● Directive
Pull out every line with the word "phải".

● Input rows

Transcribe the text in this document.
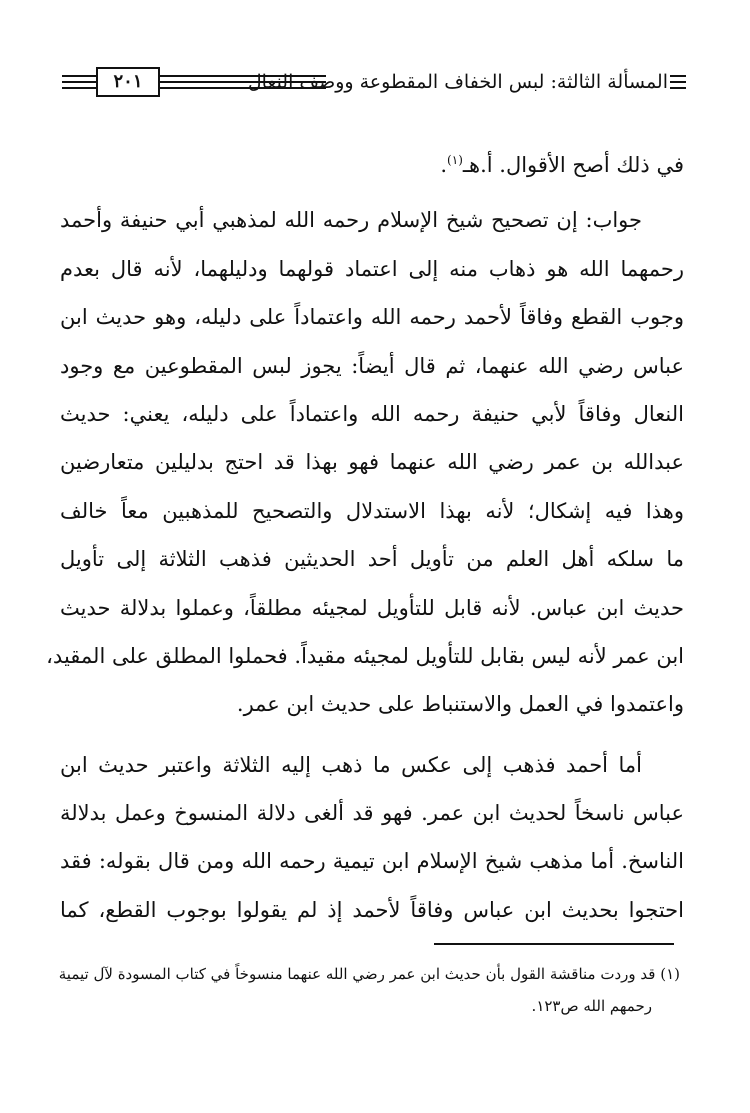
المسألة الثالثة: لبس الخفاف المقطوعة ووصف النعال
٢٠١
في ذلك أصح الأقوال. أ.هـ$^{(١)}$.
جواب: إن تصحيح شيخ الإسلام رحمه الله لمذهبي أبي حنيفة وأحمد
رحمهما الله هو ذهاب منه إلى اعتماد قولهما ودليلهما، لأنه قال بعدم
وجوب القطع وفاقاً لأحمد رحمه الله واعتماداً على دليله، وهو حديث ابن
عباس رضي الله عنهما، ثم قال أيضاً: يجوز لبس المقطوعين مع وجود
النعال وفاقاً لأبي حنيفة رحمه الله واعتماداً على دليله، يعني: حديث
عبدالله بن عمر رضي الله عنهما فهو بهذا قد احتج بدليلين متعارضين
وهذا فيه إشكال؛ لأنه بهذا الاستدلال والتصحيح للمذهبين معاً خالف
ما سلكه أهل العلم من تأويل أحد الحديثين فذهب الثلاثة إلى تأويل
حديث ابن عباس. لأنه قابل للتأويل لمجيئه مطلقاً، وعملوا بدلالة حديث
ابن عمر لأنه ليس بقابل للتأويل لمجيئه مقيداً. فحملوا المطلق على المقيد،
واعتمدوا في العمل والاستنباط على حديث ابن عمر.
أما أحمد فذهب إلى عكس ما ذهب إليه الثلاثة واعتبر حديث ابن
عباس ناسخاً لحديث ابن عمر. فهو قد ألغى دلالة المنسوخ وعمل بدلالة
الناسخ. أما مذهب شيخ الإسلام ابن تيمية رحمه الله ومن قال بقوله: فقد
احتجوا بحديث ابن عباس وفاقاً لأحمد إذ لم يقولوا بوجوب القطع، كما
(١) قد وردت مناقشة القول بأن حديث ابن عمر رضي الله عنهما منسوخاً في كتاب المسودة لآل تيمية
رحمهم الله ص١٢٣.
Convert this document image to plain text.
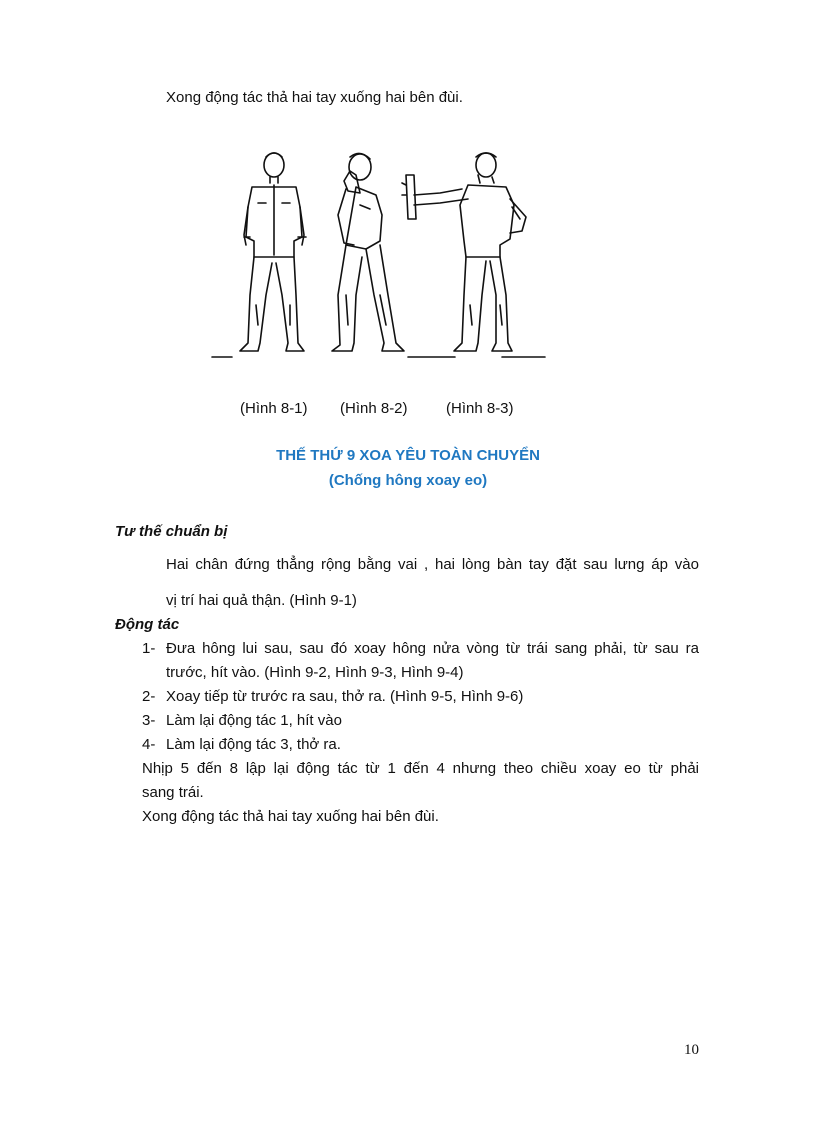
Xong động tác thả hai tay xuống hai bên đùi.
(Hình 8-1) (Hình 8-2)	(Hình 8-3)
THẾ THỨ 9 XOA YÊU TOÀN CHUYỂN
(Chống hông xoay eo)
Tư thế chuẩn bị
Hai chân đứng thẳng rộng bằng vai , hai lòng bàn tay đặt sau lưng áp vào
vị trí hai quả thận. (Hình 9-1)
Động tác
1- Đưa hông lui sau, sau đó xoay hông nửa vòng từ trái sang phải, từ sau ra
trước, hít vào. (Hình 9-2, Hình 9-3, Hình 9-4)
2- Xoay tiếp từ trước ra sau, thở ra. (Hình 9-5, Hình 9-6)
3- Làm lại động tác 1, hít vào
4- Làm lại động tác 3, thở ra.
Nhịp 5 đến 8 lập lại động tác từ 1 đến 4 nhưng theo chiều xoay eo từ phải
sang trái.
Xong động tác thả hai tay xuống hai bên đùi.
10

● Task solution
1- Đưa hông lui sau, sau đó xoay hông nửa vòng từ trái sang phải, từ sau ra
Nhịp 5 đến 8 lập lại động tác từ 1 đến 4 nhưng theo chiều xoay eo từ phải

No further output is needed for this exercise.